Output every line below exactly.
__________
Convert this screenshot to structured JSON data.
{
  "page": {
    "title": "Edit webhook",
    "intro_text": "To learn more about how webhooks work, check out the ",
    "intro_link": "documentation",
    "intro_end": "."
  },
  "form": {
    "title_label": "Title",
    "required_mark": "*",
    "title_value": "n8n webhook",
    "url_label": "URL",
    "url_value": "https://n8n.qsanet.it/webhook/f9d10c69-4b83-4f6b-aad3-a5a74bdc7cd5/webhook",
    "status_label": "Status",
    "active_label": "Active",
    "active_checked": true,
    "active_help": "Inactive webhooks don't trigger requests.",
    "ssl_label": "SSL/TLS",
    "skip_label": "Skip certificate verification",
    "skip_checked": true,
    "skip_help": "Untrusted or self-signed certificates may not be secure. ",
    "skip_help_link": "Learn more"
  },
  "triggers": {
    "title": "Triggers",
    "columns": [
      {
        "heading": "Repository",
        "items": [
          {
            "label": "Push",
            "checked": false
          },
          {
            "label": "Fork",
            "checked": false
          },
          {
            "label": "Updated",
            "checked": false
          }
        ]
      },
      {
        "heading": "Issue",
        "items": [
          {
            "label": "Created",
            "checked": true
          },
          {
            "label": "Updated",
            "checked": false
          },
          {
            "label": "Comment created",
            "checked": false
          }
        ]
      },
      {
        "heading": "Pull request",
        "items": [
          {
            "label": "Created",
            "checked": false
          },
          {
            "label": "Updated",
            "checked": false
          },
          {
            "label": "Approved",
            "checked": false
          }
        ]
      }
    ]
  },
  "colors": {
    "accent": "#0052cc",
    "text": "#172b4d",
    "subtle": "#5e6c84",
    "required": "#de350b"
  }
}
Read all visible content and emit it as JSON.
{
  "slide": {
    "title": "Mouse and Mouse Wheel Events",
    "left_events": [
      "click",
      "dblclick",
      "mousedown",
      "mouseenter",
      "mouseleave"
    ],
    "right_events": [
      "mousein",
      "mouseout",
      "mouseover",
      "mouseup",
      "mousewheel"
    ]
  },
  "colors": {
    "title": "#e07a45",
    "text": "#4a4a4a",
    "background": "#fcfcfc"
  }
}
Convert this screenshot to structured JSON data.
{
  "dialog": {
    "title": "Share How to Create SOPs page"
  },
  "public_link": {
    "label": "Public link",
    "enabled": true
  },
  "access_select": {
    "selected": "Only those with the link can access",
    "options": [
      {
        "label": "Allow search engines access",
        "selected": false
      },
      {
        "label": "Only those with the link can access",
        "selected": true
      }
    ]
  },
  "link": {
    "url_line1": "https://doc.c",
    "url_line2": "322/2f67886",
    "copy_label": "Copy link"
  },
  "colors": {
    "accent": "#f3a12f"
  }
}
__________
◆ **Expected output**:
Convert this screenshot to structured JSON data.
{
  "page": {
    "title": "Edit webhook",
    "intro_text": "To learn more about how webhooks work, check out the ",
    "intro_link": "documentation",
    "intro_end": "."
  },
  "form": {
    "title_label": "Title",
    "required_mark": "*",
    "title_value": "n8n webhook",
    "url_label": "URL",
    "url_value": "https://n8n.qsanet.it/webhook/f9d10c69-4b83-4f6b-aad3-a5a74bdc7cd5/webhook",
    "status_label": "Status",
    "active_label": "Active",
    "active_checked": true,
    "active_help": "Inactive webhooks don't trigger requests.",
    "ssl_label": "SSL/TLS",
    "skip_label": "Skip certificate verification",
    "skip_checked": true,
    "skip_help": "Untrusted or self-signed certificates may not be secure. ",
    "skip_help_link": "Learn more"
  },
  "triggers": {
    "title": "Triggers",
    "columns": [
      {
        "heading": "Repository",
        "items": [
          {
            "label": "Push",
            "checked": false
          },
          {
            "label": "Fork",
            "checked": false
          },
          {
            "label": "Updated",
            "checked": false
          }
        ]
      },
      {
        "heading": "Issue",
        "items": [
          {
            "label": "Created",
            "checked": true
          },
          {
            "label": "Updated",
            "checked": false
          },
          {
            "label": "Comment created",
            "checked": false
          }
        ]
      },
      {
        "heading": "Pull request",
        "items": [
          {
            "label": "Created",
            "checked": false
          },
          {
            "label": "Updated",
            "checked": false
          },
          {
            "label": "Approved",
            "checked": false
          }
        ]
      }
    ]
  },
  "colors": {
    "accent": "#0052cc",
    "text": "#172b4d",
    "subtle": "#5e6c84",
    "required": "#de350b"
  }
}
Read all visible content and emit it as JSON.
{
  "slide": {
    "title": "Mouse and Mouse Wheel Events",
    "left_events": [
      "click",
      "dblclick",
      "mousedown",
      "mouseenter",
      "mouseleave"
    ],
    "right_events": [
      "mousein",
      "mouseout",
      "mouseover",
      "mouseup",
      "mousewheel"
    ]
  },
  "colors": {
    "title": "#e07a45",
    "text": "#4a4a4a",
    "background": "#fcfcfc"
  }
}
Convert this screenshot to structured JSON data.
{
  "dialog": {
    "title": "Share How to Create SOPs page"
  },
  "public_link": {
    "label": "Public link",
    "enabled": true
  },
  "access_select": {
    "selected": "Only those with the link can access",
    "options": [
      {
        "label": "Allow search engines access",
        "selected": false
      },
      {
        "label": "Only those with the link can access",
        "selected": true
      }
    ]
  },
  "link": {
    "url_line1": "https://doc.c",
    "url_line2": "322/2f67886",
    "copy_label": "Copy link"
  },
  "colors": {
    "accent": "#f3a12f"
  }
}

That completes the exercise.